*Entries*:
****
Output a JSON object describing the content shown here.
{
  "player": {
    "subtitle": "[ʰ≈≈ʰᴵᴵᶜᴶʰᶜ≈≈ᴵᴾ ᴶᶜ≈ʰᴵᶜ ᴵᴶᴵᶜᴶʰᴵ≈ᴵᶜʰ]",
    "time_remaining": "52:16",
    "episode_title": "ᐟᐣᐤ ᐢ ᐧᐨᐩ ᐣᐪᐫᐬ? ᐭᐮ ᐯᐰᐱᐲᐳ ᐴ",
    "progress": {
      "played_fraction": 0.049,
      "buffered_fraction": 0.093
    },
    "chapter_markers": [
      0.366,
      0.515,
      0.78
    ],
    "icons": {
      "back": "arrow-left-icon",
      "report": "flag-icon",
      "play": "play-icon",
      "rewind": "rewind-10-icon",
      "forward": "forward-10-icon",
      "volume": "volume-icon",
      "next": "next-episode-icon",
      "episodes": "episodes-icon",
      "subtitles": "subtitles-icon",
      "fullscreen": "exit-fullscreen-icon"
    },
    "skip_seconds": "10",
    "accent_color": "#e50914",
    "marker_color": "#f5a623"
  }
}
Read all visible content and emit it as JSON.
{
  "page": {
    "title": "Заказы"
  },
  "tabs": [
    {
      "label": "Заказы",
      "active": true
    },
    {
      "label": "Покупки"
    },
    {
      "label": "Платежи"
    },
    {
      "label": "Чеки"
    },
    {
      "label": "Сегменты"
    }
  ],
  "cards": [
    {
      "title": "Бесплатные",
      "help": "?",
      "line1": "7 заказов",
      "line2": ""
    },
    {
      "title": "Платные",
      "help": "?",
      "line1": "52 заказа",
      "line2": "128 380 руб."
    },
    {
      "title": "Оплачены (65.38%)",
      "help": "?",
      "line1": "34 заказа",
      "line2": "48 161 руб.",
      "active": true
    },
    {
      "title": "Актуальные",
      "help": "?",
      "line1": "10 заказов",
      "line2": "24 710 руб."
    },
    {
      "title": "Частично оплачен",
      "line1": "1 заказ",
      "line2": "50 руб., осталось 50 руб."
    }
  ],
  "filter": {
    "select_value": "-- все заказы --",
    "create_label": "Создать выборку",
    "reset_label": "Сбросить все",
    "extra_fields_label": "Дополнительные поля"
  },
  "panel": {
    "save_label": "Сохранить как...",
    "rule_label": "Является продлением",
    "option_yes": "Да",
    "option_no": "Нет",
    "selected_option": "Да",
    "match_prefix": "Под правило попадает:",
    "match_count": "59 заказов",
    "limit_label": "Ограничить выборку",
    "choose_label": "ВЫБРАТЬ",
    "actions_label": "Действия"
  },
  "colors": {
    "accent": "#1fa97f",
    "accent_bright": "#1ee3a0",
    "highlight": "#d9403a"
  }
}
****
*Instruction*: Determine the number of lines where the string "выборку" occurs, and give that number only.

*Result for this task*: 2